- SET PROBLEM:
Which lines in the records below contain the word "peak"? Copy each of them.
**** PROVIDED RECORDS ****
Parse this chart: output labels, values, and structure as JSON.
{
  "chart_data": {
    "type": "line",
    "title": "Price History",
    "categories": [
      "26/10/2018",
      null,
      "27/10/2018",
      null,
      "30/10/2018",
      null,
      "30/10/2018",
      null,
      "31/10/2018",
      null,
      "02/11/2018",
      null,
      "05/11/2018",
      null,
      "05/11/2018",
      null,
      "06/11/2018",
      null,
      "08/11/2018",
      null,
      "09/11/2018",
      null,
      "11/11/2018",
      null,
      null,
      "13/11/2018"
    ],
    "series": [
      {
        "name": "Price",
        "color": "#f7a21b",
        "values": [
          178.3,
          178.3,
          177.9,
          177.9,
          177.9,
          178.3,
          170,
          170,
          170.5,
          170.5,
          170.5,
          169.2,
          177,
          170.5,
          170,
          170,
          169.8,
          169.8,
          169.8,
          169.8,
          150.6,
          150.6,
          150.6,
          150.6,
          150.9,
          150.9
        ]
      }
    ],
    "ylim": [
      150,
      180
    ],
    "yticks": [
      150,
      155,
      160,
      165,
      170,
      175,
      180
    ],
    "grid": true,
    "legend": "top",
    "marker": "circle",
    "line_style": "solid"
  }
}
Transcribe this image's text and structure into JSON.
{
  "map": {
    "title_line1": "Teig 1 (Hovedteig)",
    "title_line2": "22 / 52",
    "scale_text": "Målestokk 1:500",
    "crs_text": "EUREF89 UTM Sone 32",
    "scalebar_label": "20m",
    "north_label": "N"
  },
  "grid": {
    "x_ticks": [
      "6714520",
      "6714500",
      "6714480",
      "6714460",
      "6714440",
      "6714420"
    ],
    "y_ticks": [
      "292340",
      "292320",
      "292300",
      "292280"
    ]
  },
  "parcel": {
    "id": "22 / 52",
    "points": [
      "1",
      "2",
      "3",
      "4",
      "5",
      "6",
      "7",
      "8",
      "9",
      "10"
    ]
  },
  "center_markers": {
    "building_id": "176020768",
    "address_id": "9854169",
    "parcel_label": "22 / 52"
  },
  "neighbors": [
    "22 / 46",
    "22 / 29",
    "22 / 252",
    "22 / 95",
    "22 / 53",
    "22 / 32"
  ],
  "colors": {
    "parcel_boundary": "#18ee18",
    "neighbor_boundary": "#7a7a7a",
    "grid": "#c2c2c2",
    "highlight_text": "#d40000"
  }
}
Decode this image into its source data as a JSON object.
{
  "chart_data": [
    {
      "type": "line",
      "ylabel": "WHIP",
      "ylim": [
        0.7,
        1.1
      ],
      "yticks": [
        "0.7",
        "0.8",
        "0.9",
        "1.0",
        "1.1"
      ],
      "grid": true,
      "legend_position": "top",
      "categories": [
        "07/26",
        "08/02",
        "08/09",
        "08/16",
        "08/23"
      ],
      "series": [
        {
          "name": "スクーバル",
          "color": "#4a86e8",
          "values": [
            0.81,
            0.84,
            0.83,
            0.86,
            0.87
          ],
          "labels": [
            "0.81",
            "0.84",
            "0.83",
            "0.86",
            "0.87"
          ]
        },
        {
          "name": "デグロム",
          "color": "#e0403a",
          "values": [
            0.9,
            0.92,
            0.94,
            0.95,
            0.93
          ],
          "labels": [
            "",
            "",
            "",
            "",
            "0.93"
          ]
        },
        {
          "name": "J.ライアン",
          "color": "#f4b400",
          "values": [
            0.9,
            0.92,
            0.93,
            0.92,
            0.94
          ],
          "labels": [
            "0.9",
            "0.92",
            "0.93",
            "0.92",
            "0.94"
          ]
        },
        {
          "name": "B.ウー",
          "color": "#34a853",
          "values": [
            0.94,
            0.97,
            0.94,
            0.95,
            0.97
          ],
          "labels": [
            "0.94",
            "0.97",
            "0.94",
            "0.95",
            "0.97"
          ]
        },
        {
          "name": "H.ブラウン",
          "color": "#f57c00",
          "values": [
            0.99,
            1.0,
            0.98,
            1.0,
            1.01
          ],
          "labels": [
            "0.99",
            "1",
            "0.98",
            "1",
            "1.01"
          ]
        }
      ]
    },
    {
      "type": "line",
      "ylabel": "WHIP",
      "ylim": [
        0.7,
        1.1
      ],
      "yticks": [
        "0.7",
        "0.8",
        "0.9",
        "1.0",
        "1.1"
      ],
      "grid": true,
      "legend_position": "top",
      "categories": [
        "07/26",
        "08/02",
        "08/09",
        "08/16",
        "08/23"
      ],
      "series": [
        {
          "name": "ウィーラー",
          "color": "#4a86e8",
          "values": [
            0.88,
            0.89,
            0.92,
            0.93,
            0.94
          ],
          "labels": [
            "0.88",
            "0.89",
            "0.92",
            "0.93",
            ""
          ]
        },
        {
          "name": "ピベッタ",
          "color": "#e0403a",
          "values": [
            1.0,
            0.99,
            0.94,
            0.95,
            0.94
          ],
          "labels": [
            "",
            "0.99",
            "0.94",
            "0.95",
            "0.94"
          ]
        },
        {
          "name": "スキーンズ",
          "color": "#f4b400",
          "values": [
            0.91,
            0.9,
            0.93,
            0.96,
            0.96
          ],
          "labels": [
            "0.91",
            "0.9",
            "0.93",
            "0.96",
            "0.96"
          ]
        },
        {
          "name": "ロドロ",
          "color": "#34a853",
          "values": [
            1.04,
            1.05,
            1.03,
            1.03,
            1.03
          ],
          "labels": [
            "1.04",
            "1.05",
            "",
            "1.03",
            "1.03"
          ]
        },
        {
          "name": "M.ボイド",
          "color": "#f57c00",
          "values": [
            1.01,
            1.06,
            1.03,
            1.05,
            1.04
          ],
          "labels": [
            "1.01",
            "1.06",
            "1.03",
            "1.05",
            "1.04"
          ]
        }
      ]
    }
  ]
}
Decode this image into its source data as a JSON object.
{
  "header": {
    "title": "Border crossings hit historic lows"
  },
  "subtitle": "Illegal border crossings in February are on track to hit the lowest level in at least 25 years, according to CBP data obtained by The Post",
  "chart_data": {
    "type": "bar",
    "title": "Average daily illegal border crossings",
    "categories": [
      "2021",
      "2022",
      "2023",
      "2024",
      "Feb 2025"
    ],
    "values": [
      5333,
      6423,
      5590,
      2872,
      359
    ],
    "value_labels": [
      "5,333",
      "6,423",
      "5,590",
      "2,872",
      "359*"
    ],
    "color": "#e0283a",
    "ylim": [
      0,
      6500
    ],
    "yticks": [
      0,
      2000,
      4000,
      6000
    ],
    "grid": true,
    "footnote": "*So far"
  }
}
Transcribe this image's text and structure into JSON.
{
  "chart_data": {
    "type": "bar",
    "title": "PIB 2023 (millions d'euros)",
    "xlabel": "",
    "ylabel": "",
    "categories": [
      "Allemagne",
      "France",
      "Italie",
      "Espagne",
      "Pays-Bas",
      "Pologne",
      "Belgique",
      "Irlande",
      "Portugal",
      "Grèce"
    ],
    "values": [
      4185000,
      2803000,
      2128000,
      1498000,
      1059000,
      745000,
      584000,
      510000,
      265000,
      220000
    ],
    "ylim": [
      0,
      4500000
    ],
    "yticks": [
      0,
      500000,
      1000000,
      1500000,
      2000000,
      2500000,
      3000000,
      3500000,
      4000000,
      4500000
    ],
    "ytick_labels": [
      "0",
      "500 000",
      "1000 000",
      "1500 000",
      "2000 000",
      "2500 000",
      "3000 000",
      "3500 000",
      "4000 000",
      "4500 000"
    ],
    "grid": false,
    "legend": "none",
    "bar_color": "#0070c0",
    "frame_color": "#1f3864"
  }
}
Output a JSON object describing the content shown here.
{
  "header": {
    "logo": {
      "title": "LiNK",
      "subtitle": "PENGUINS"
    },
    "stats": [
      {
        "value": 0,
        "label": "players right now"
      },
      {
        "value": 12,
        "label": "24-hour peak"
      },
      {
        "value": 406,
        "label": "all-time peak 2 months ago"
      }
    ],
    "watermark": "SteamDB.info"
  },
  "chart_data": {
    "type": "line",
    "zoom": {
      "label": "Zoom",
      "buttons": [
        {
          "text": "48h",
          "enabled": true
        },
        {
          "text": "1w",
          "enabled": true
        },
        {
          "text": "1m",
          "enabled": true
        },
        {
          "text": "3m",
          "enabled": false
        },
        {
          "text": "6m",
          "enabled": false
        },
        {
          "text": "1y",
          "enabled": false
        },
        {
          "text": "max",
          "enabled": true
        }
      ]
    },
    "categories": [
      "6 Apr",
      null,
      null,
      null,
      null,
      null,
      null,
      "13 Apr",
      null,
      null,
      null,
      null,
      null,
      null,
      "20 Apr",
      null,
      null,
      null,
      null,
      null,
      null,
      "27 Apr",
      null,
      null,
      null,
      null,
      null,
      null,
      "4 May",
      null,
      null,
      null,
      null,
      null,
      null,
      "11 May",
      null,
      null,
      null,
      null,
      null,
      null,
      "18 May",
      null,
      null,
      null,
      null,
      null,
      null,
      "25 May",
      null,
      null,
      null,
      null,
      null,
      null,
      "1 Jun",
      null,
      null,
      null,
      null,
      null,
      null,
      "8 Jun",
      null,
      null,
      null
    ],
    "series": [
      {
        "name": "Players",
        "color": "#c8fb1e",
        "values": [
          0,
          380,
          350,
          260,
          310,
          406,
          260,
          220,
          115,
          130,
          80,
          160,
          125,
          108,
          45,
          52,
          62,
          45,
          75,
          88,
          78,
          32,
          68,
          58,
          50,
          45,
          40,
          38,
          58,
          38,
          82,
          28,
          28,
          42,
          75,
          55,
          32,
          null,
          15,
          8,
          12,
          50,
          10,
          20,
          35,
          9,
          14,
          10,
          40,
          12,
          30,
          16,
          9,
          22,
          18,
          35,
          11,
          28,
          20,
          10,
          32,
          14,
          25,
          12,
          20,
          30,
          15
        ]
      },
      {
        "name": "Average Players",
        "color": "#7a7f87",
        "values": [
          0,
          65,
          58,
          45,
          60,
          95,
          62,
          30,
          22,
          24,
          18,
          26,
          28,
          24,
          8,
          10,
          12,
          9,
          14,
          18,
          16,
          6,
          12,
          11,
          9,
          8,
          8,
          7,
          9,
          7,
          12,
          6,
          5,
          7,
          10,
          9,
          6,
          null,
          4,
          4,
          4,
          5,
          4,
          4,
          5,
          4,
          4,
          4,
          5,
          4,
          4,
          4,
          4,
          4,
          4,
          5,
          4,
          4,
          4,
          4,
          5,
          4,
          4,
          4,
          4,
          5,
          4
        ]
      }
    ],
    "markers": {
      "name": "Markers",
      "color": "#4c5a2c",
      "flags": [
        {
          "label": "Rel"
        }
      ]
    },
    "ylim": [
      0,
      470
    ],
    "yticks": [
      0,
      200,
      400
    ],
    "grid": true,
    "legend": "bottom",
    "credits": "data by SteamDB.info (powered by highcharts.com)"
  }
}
****
- SOLUTION:
        "label": "24-hour peak"
        "label": "all-time peak 2 months ago"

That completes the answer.